Keep the wording of each record exactly the same when you repeat it, and leave out pictures.

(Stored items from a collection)
********************

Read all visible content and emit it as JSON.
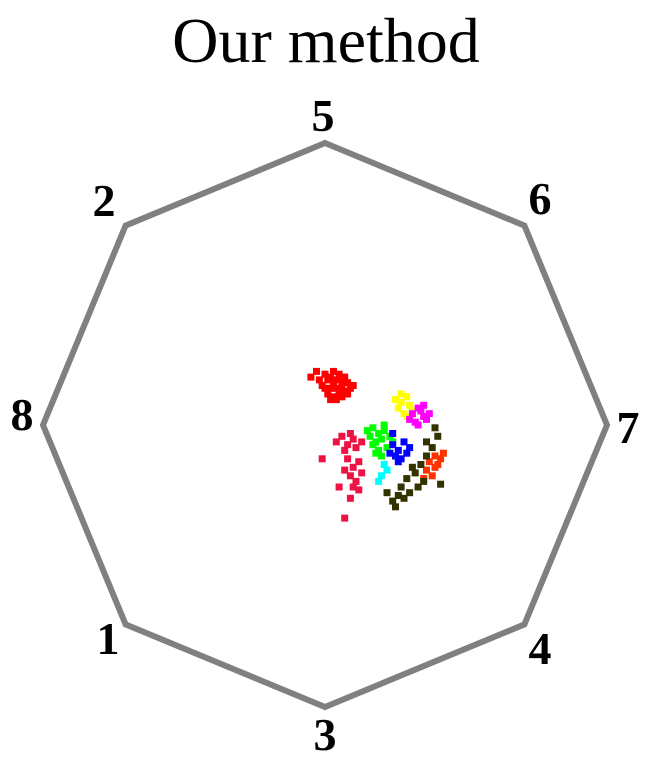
{
  "chart_data": {
    "type": "scatter",
    "title": "Our method",
    "polygon_labels": [
      "5",
      "6",
      "7",
      "4",
      "3",
      "1",
      "8",
      "2"
    ],
    "polygon_color": "#808080",
    "series": [
      {
        "color": "#ff0000",
        "points": [
          [
            0.02,
            0.13
          ],
          [
            0.03,
            0.15
          ],
          [
            0.05,
            0.12
          ],
          [
            0.01,
            0.11
          ],
          [
            0.04,
            0.16
          ],
          [
            0.06,
            0.14
          ],
          [
            0.0,
            0.13
          ],
          [
            0.03,
            0.1
          ],
          [
            0.07,
            0.12
          ],
          [
            0.02,
            0.17
          ],
          [
            -0.01,
            0.14
          ],
          [
            0.05,
            0.18
          ],
          [
            0.08,
            0.15
          ],
          [
            0.04,
            0.09
          ],
          [
            0.06,
            0.1
          ],
          [
            0.01,
            0.16
          ],
          [
            0.09,
            0.13
          ],
          [
            0.03,
            0.19
          ],
          [
            -0.02,
            0.16
          ],
          [
            0.07,
            0.17
          ],
          [
            0.05,
            0.11
          ],
          [
            0.1,
            0.14
          ],
          [
            0.02,
            0.09
          ],
          [
            0.06,
            0.16
          ],
          [
            -0.03,
            0.19
          ],
          [
            -0.05,
            0.17
          ],
          [
            0.04,
            0.13
          ],
          [
            0.08,
            0.11
          ],
          [
            0.0,
            0.18
          ],
          [
            0.03,
            0.14
          ]
        ]
      },
      {
        "color": "#ffff00",
        "points": [
          [
            0.27,
            0.08
          ],
          [
            0.29,
            0.1
          ],
          [
            0.26,
            0.06
          ],
          [
            0.3,
            0.07
          ],
          [
            0.28,
            0.04
          ],
          [
            0.25,
            0.09
          ],
          [
            0.31,
            0.05
          ],
          [
            0.27,
            0.11
          ],
          [
            0.29,
            0.03
          ]
        ]
      },
      {
        "color": "#ff00ff",
        "points": [
          [
            0.31,
            0.04
          ],
          [
            0.33,
            0.06
          ],
          [
            0.35,
            0.03
          ],
          [
            0.32,
            0.01
          ],
          [
            0.34,
            0.05
          ],
          [
            0.36,
            0.02
          ],
          [
            0.3,
            0.02
          ],
          [
            0.33,
            0.0
          ],
          [
            0.35,
            0.07
          ],
          [
            0.37,
            0.04
          ]
        ]
      },
      {
        "color": "#00ff00",
        "points": [
          [
            0.17,
            -0.01
          ],
          [
            0.19,
            -0.03
          ],
          [
            0.21,
            -0.02
          ],
          [
            0.18,
            -0.06
          ],
          [
            0.2,
            -0.05
          ],
          [
            0.22,
            -0.08
          ],
          [
            0.16,
            -0.04
          ],
          [
            0.19,
            -0.09
          ],
          [
            0.23,
            -0.04
          ],
          [
            0.17,
            -0.07
          ],
          [
            0.21,
            0.0
          ],
          [
            0.15,
            -0.02
          ],
          [
            0.24,
            -0.06
          ],
          [
            0.2,
            -0.11
          ],
          [
            0.18,
            -0.1
          ]
        ]
      },
      {
        "color": "#0000ff",
        "points": [
          [
            0.24,
            -0.07
          ],
          [
            0.26,
            -0.09
          ],
          [
            0.28,
            -0.06
          ],
          [
            0.25,
            -0.11
          ],
          [
            0.27,
            -0.12
          ],
          [
            0.29,
            -0.1
          ],
          [
            0.23,
            -0.1
          ],
          [
            0.26,
            -0.13
          ],
          [
            0.3,
            -0.08
          ],
          [
            0.24,
            -0.03
          ]
        ]
      },
      {
        "color": "#00ffff",
        "points": [
          [
            0.21,
            -0.14
          ],
          [
            0.2,
            -0.18
          ],
          [
            0.19,
            -0.2
          ],
          [
            0.22,
            -0.16
          ]
        ]
      },
      {
        "color": "#ff3300",
        "points": [
          [
            0.37,
            -0.13
          ],
          [
            0.39,
            -0.15
          ],
          [
            0.41,
            -0.12
          ],
          [
            0.36,
            -0.16
          ],
          [
            0.38,
            -0.18
          ],
          [
            0.4,
            -0.14
          ],
          [
            0.42,
            -0.1
          ],
          [
            0.35,
            -0.19
          ],
          [
            0.39,
            -0.11
          ]
        ]
      },
      {
        "color": "#333300",
        "points": [
          [
            0.34,
            -0.14
          ],
          [
            0.36,
            -0.11
          ],
          [
            0.32,
            -0.17
          ],
          [
            0.35,
            -0.2
          ],
          [
            0.31,
            -0.15
          ],
          [
            0.29,
            -0.19
          ],
          [
            0.27,
            -0.22
          ],
          [
            0.26,
            -0.25
          ],
          [
            0.24,
            -0.27
          ],
          [
            0.22,
            -0.24
          ],
          [
            0.25,
            -0.29
          ],
          [
            0.28,
            -0.26
          ],
          [
            0.38,
            -0.08
          ],
          [
            0.4,
            -0.04
          ],
          [
            0.39,
            -0.01
          ],
          [
            0.36,
            -0.06
          ],
          [
            0.33,
            -0.22
          ],
          [
            0.3,
            -0.24
          ],
          [
            0.41,
            -0.21
          ]
        ]
      },
      {
        "color": "#ee1144",
        "points": [
          [
            0.04,
            -0.06
          ],
          [
            0.06,
            -0.04
          ],
          [
            0.08,
            -0.07
          ],
          [
            0.1,
            -0.05
          ],
          [
            0.07,
            -0.09
          ],
          [
            0.11,
            -0.08
          ],
          [
            0.09,
            -0.03
          ],
          [
            0.13,
            -0.06
          ],
          [
            0.08,
            -0.12
          ],
          [
            0.1,
            -0.15
          ],
          [
            0.12,
            -0.13
          ],
          [
            0.09,
            -0.18
          ],
          [
            0.11,
            -0.2
          ],
          [
            0.13,
            -0.17
          ],
          [
            0.07,
            -0.16
          ],
          [
            0.12,
            -0.23
          ],
          [
            0.1,
            -0.22
          ],
          [
            -0.01,
            -0.12
          ],
          [
            0.05,
            -0.22
          ],
          [
            0.09,
            -0.26
          ],
          [
            0.07,
            -0.33
          ]
        ]
      }
    ]
  }
}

********************

** Final result **
Read all visible content and emit it as JSON.
{
  "chart_data": {
    "type": "scatter",
    "title": "Our method",
    "polygon_labels": [
      "5",
      "6",
      "7",
      "4",
      "3",
      "1",
      "8",
      "2"
    ],
    "polygon_color": "#808080",
    "series": [
      {
        "color": "#ff0000",
        "points": [
          [
            0.02,
            0.13
          ],
          [
            0.03,
            0.15
          ],
          [
            0.05,
            0.12
          ],
          [
            0.01,
            0.11
          ],
          [
            0.04,
            0.16
          ],
          [
            0.06,
            0.14
          ],
          [
            0.0,
            0.13
          ],
          [
            0.03,
            0.1
          ],
          [
            0.07,
            0.12
          ],
          [
            0.02,
            0.17
          ],
          [
            -0.01,
            0.14
          ],
          [
            0.05,
            0.18
          ],
          [
            0.08,
            0.15
          ],
          [
            0.04,
            0.09
          ],
          [
            0.06,
            0.1
          ],
          [
            0.01,
            0.16
          ],
          [
            0.09,
            0.13
          ],
          [
            0.03,
            0.19
          ],
          [
            -0.02,
            0.16
          ],
          [
            0.07,
            0.17
          ],
          [
            0.05,
            0.11
          ],
          [
            0.1,
            0.14
          ],
          [
            0.02,
            0.09
          ],
          [
            0.06,
            0.16
          ],
          [
            -0.03,
            0.19
          ],
          [
            -0.05,
            0.17
          ],
          [
            0.04,
            0.13
          ],
          [
            0.08,
            0.11
          ],
          [
            0.0,
            0.18
          ],
          [
            0.03,
            0.14
          ]
        ]
      },
      {
        "color": "#ffff00",
        "points": [
          [
            0.27,
            0.08
          ],
          [
            0.29,
            0.1
          ],
          [
            0.26,
            0.06
          ],
          [
            0.3,
            0.07
          ],
          [
            0.28,
            0.04
          ],
          [
            0.25,
            0.09
          ],
          [
            0.31,
            0.05
          ],
          [
            0.27,
            0.11
          ],
          [
            0.29,
            0.03
          ]
        ]
      },
      {
        "color": "#ff00ff",
        "points": [
          [
            0.31,
            0.04
          ],
          [
            0.33,
            0.06
          ],
          [
            0.35,
            0.03
          ],
          [
            0.32,
            0.01
          ],
          [
            0.34,
            0.05
          ],
          [
            0.36,
            0.02
          ],
          [
            0.3,
            0.02
          ],
          [
            0.33,
            0.0
          ],
          [
            0.35,
            0.07
          ],
          [
            0.37,
            0.04
          ]
        ]
      },
      {
        "color": "#00ff00",
        "points": [
          [
            0.17,
            -0.01
          ],
          [
            0.19,
            -0.03
          ],
          [
            0.21,
            -0.02
          ],
          [
            0.18,
            -0.06
          ],
          [
            0.2,
            -0.05
          ],
          [
            0.22,
            -0.08
          ],
          [
            0.16,
            -0.04
          ],
          [
            0.19,
            -0.09
          ],
          [
            0.23,
            -0.04
          ],
          [
            0.17,
            -0.07
          ],
          [
            0.21,
            0.0
          ],
          [
            0.15,
            -0.02
          ],
          [
            0.24,
            -0.06
          ],
          [
            0.2,
            -0.11
          ],
          [
            0.18,
            -0.1
          ]
        ]
      },
      {
        "color": "#0000ff",
        "points": [
          [
            0.24,
            -0.07
          ],
          [
            0.26,
            -0.09
          ],
          [
            0.28,
            -0.06
          ],
          [
            0.25,
            -0.11
          ],
          [
            0.27,
            -0.12
          ],
          [
            0.29,
            -0.1
          ],
          [
            0.23,
            -0.1
          ],
          [
            0.26,
            -0.13
          ],
          [
            0.3,
            -0.08
          ],
          [
            0.24,
            -0.03
          ]
        ]
      },
      {
        "color": "#00ffff",
        "points": [
          [
            0.21,
            -0.14
          ],
          [
            0.2,
            -0.18
          ],
          [
            0.19,
            -0.2
          ],
          [
            0.22,
            -0.16
          ]
        ]
      },
      {
        "color": "#ff3300",
        "points": [
          [
            0.37,
            -0.13
          ],
          [
            0.39,
            -0.15
          ],
          [
            0.41,
            -0.12
          ],
          [
            0.36,
            -0.16
          ],
          [
            0.38,
            -0.18
          ],
          [
            0.4,
            -0.14
          ],
          [
            0.42,
            -0.1
          ],
          [
            0.35,
            -0.19
          ],
          [
            0.39,
            -0.11
          ]
        ]
      },
      {
        "color": "#333300",
        "points": [
          [
            0.34,
            -0.14
          ],
          [
            0.36,
            -0.11
          ],
          [
            0.32,
            -0.17
          ],
          [
            0.35,
            -0.2
          ],
          [
            0.31,
            -0.15
          ],
          [
            0.29,
            -0.19
          ],
          [
            0.27,
            -0.22
          ],
          [
            0.26,
            -0.25
          ],
          [
            0.24,
            -0.27
          ],
          [
            0.22,
            -0.24
          ],
          [
            0.25,
            -0.29
          ],
          [
            0.28,
            -0.26
          ],
          [
            0.38,
            -0.08
          ],
          [
            0.4,
            -0.04
          ],
          [
            0.39,
            -0.01
          ],
          [
            0.36,
            -0.06
          ],
          [
            0.33,
            -0.22
          ],
          [
            0.3,
            -0.24
          ],
          [
            0.41,
            -0.21
          ]
        ]
      },
      {
        "color": "#ee1144",
        "points": [
          [
            0.04,
            -0.06
          ],
          [
            0.06,
            -0.04
          ],
          [
            0.08,
            -0.07
          ],
          [
            0.1,
            -0.05
          ],
          [
            0.07,
            -0.09
          ],
          [
            0.11,
            -0.08
          ],
          [
            0.09,
            -0.03
          ],
          [
            0.13,
            -0.06
          ],
          [
            0.08,
            -0.12
          ],
          [
            0.1,
            -0.15
          ],
          [
            0.12,
            -0.13
          ],
          [
            0.09,
            -0.18
          ],
          [
            0.11,
            -0.2
          ],
          [
            0.13,
            -0.17
          ],
          [
            0.07,
            -0.16
          ],
          [
            0.12,
            -0.23
          ],
          [
            0.1,
            -0.22
          ],
          [
            -0.01,
            -0.12
          ],
          [
            0.05,
            -0.22
          ],
          [
            0.09,
            -0.26
          ],
          [
            0.07,
            -0.33
          ]
        ]
      }
    ]
  }
}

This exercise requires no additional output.